Stored data entries
--

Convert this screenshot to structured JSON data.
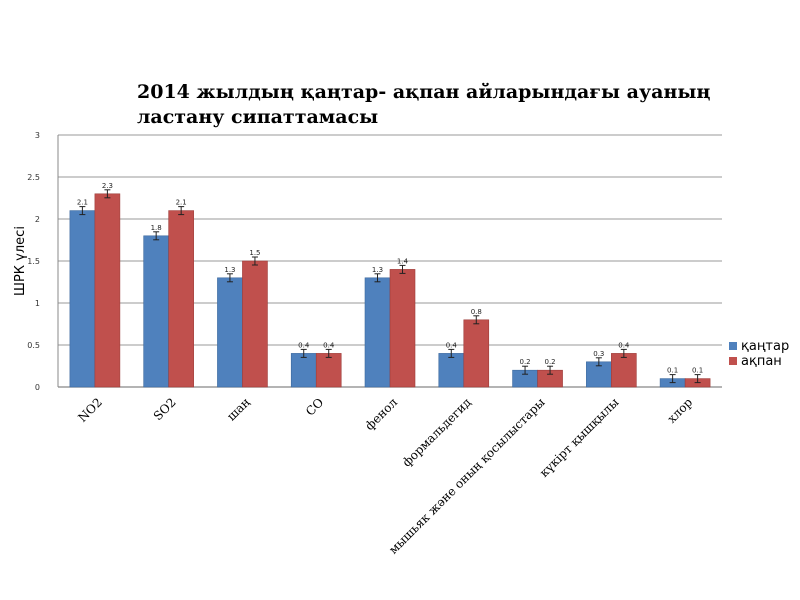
{
  "chart_data": {
    "type": "bar",
    "title": "2014 жылдың қаңтар- ақпан айларындағы ауаның ластану сипаттамасы",
    "xlabel": "",
    "ylabel": "ШРК үлесі",
    "ylim": [
      0,
      3
    ],
    "yticks": [
      "0",
      "0.5",
      "1",
      "1.5",
      "2",
      "2.5",
      "3"
    ],
    "grid": true,
    "legend_position": "right",
    "categories": [
      "NO2",
      "SO2",
      "шаң",
      "CO",
      "фенол",
      "формальдегид",
      "мышьяк және оның қосылыстары",
      "күкірт қышқылы",
      "хлор"
    ],
    "series": [
      {
        "name": "қаңтар",
        "color": "#4f81bd",
        "values": [
          2.1,
          1.8,
          1.3,
          0.4,
          1.3,
          0.4,
          0.2,
          0.3,
          0.1
        ],
        "labels": [
          "2.1",
          "1.8",
          "1.3",
          "0.4",
          "1.3",
          "0.4",
          "0.2",
          "0.3",
          "0.1"
        ]
      },
      {
        "name": "ақпан",
        "color": "#c0504d",
        "values": [
          2.3,
          2.1,
          1.5,
          0.4,
          1.4,
          0.8,
          0.2,
          0.4,
          0.1
        ],
        "labels": [
          "2.3",
          "2.1",
          "1.5",
          "0.4",
          "1.4",
          "0.8",
          "0.2",
          "0.4",
          "0.1"
        ]
      }
    ]
  }
}
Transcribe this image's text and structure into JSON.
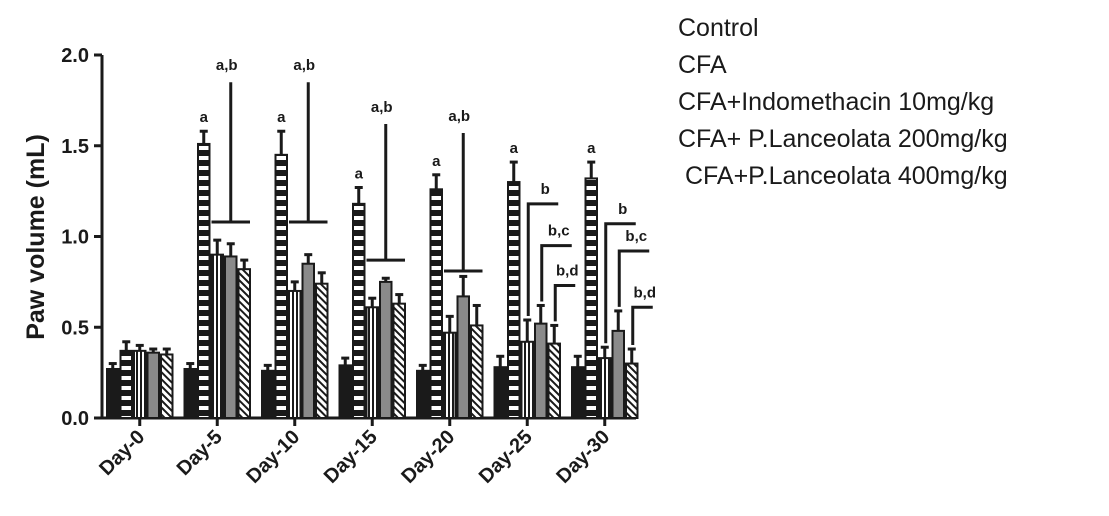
{
  "chart_data": {
    "type": "bar",
    "categories": [
      "Day-0",
      "Day-5",
      "Day-10",
      "Day-15",
      "Day-20",
      "Day-25",
      "Day-30"
    ],
    "ylabel": "Paw volume (mL)",
    "xlabel": "",
    "ylim": [
      0,
      2.0
    ],
    "yticks": [
      "0.0",
      "0.5",
      "1.0",
      "1.5",
      "2.0"
    ],
    "grid": false,
    "legend_position": "right",
    "series": [
      {
        "name": "Control",
        "pattern": "solid",
        "values": [
          0.27,
          0.27,
          0.26,
          0.29,
          0.26,
          0.28,
          0.28
        ],
        "errors": [
          0.03,
          0.03,
          0.03,
          0.04,
          0.03,
          0.06,
          0.06
        ]
      },
      {
        "name": "CFA",
        "pattern": "dashed",
        "values": [
          0.37,
          1.51,
          1.45,
          1.18,
          1.26,
          1.3,
          1.32
        ],
        "errors": [
          0.05,
          0.07,
          0.13,
          0.09,
          0.08,
          0.11,
          0.09
        ]
      },
      {
        "name": "CFA+Indomethacin 10mg/kg",
        "pattern": "vertical-stripe",
        "values": [
          0.37,
          0.9,
          0.7,
          0.61,
          0.47,
          0.42,
          0.33
        ],
        "errors": [
          0.03,
          0.08,
          0.05,
          0.05,
          0.09,
          0.12,
          0.06
        ]
      },
      {
        "name": "CFA+ P.Lanceolata 200mg/kg",
        "pattern": "grey-outline",
        "values": [
          0.36,
          0.89,
          0.85,
          0.75,
          0.67,
          0.52,
          0.48
        ],
        "errors": [
          0.02,
          0.07,
          0.05,
          0.02,
          0.11,
          0.1,
          0.11
        ]
      },
      {
        "name": " CFA+P.Lanceolata 400mg/kg",
        "pattern": "diagonal-hatch",
        "values": [
          0.35,
          0.82,
          0.74,
          0.63,
          0.51,
          0.41,
          0.3
        ],
        "errors": [
          0.03,
          0.05,
          0.06,
          0.05,
          0.11,
          0.1,
          0.08
        ]
      }
    ],
    "annotations": {
      "cfa_labels": [
        {
          "category": "Day-5",
          "text": "a"
        },
        {
          "category": "Day-10",
          "text": "a"
        },
        {
          "category": "Day-15",
          "text": "a"
        },
        {
          "category": "Day-20",
          "text": "a"
        },
        {
          "category": "Day-25",
          "text": "a"
        },
        {
          "category": "Day-30",
          "text": "a"
        }
      ],
      "group_brackets": [
        {
          "category": "Day-5",
          "text": "a,b",
          "top": 1.85,
          "bottom": 1.08
        },
        {
          "category": "Day-10",
          "text": "a,b",
          "top": 1.85,
          "bottom": 1.08
        },
        {
          "category": "Day-15",
          "text": "a,b",
          "top": 1.62,
          "bottom": 0.87
        },
        {
          "category": "Day-20",
          "text": "a,b",
          "top": 1.57,
          "bottom": 0.81
        }
      ],
      "step_brackets": [
        {
          "category": "Day-25",
          "series_index": 2,
          "text": "b",
          "level": 1.18
        },
        {
          "category": "Day-25",
          "series_index": 3,
          "text": "b,c",
          "level": 0.95
        },
        {
          "category": "Day-25",
          "series_index": 4,
          "text": "b,d",
          "level": 0.73
        },
        {
          "category": "Day-30",
          "series_index": 2,
          "text": "b",
          "level": 1.07
        },
        {
          "category": "Day-30",
          "series_index": 3,
          "text": "b,c",
          "level": 0.92
        },
        {
          "category": "Day-30",
          "series_index": 4,
          "text": "b,d",
          "level": 0.61
        }
      ]
    }
  }
}
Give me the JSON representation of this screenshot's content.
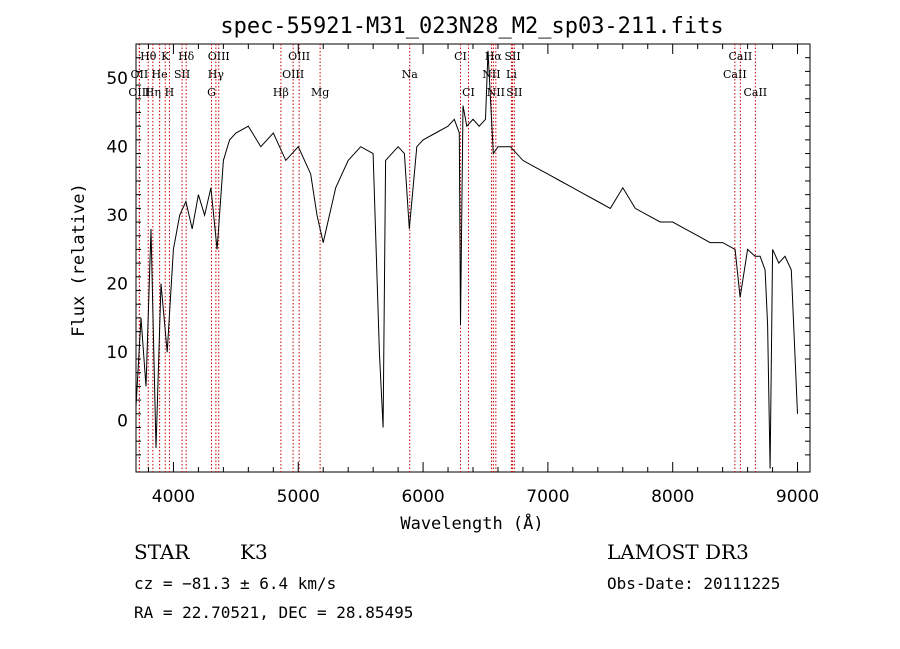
{
  "chart_data": {
    "type": "line",
    "title": "spec-55921-M31_023N28_M2_sp03-211.fits",
    "xlabel": "Wavelength (Å)",
    "ylabel": "Flux (relative)",
    "xlim": [
      3700,
      9100
    ],
    "ylim": [
      -7.5,
      55
    ],
    "grid": false,
    "legend": "none",
    "x_ticks": [
      4000,
      5000,
      6000,
      7000,
      8000,
      9000
    ],
    "x_tick_labels": [
      "4000",
      "5000",
      "6000",
      "7000",
      "8000",
      "9000"
    ],
    "y_ticks": [
      0,
      10,
      20,
      30,
      40,
      50
    ],
    "y_tick_labels": [
      "0",
      "10",
      "20",
      "30",
      "40",
      "50"
    ],
    "line_color": "#000000",
    "marker_color": "#cc0000",
    "series": [
      {
        "x": [
          3700,
          3740,
          3780,
          3820,
          3860,
          3900,
          3950,
          4000,
          4050,
          4100,
          4150,
          4200,
          4250,
          4300,
          4350,
          4400,
          4450,
          4500,
          4600,
          4700,
          4800,
          4900,
          5000,
          5100,
          5150,
          5200,
          5300,
          5400,
          5500,
          5600,
          5650,
          5680,
          5700,
          5800,
          5850,
          5890,
          5950,
          6000,
          6100,
          6200,
          6250,
          6290,
          6300,
          6320,
          6350,
          6400,
          6450,
          6500,
          6520,
          6563,
          6600,
          6700,
          6800,
          6900,
          7000,
          7100,
          7200,
          7300,
          7400,
          7500,
          7600,
          7700,
          7800,
          7900,
          8000,
          8100,
          8200,
          8300,
          8400,
          8500,
          8540,
          8600,
          8660,
          8700,
          8740,
          8760,
          8780,
          8800,
          8850,
          8900,
          8950,
          9000
        ],
        "y": [
          2,
          15,
          5,
          28,
          -4,
          20,
          10,
          25,
          30,
          32,
          28,
          33,
          30,
          34,
          25,
          38,
          41,
          42,
          43,
          40,
          42,
          38,
          40,
          36,
          30,
          26,
          34,
          38,
          40,
          39,
          10,
          -1,
          38,
          40,
          39,
          28,
          40,
          41,
          42,
          43,
          44,
          42,
          14,
          46,
          43,
          44,
          43,
          44,
          54,
          39,
          40,
          40,
          38,
          37,
          36,
          35,
          34,
          33,
          32,
          31,
          34,
          31,
          30,
          29,
          29,
          28,
          27,
          26,
          26,
          25,
          18,
          25,
          24,
          24,
          22,
          14,
          -7,
          25,
          23,
          24,
          22,
          1
        ]
      }
    ],
    "lines": [
      {
        "label": "Hθ",
        "wavelength": 3798,
        "row": 0
      },
      {
        "label": "K",
        "wavelength": 3934,
        "row": 0
      },
      {
        "label": "Hδ",
        "wavelength": 4102,
        "row": 0
      },
      {
        "label": "OIII",
        "wavelength": 4363,
        "row": 0
      },
      {
        "label": "OIII",
        "wavelength": 5007,
        "row": 0
      },
      {
        "label": "CI",
        "wavelength": 6300,
        "row": 0
      },
      {
        "label": "Hα",
        "wavelength": 6563,
        "row": 0
      },
      {
        "label": "SII",
        "wavelength": 6717,
        "row": 0
      },
      {
        "label": "CaII",
        "wavelength": 8542,
        "row": 0
      },
      {
        "label": "OII",
        "wavelength": 3727,
        "row": 1
      },
      {
        "label": "He",
        "wavelength": 3889,
        "row": 1
      },
      {
        "label": "SII",
        "wavelength": 4069,
        "row": 1
      },
      {
        "label": "Hγ",
        "wavelength": 4340,
        "row": 1
      },
      {
        "label": "OIII",
        "wavelength": 4959,
        "row": 1
      },
      {
        "label": "Na",
        "wavelength": 5893,
        "row": 1
      },
      {
        "label": "NII",
        "wavelength": 6548,
        "row": 1
      },
      {
        "label": "Li",
        "wavelength": 6708,
        "row": 1
      },
      {
        "label": "CaII",
        "wavelength": 8498,
        "row": 1
      },
      {
        "label": "OIII",
        "wavelength": 3727,
        "row": 2
      },
      {
        "label": "Hη",
        "wavelength": 3835,
        "row": 2
      },
      {
        "label": "H",
        "wavelength": 3968,
        "row": 2
      },
      {
        "label": "G",
        "wavelength": 4305,
        "row": 2
      },
      {
        "label": "Hβ",
        "wavelength": 4861,
        "row": 2
      },
      {
        "label": "Mg",
        "wavelength": 5175,
        "row": 2
      },
      {
        "label": "CI",
        "wavelength": 6364,
        "row": 2
      },
      {
        "label": "NII",
        "wavelength": 6583,
        "row": 2
      },
      {
        "label": "SII",
        "wavelength": 6731,
        "row": 2
      },
      {
        "label": "CaII",
        "wavelength": 8662,
        "row": 2
      }
    ]
  },
  "info": {
    "class_label": "STAR",
    "subclass_label": "K3",
    "survey": "LAMOST DR3",
    "cz": "cz = −81.3 ± 6.4 km/s",
    "obs_date": "Obs-Date: 20111225",
    "coords": "RA =  22.70521, DEC =  28.85495"
  }
}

--

# What to work on
Find and copy every line in the entries above where the string "level" occurs.

# Answer
          "level": 1.18
          "level": 0.95
          "level": 0.73
          "level": 1.07
          "level": 0.92
          "level": 0.61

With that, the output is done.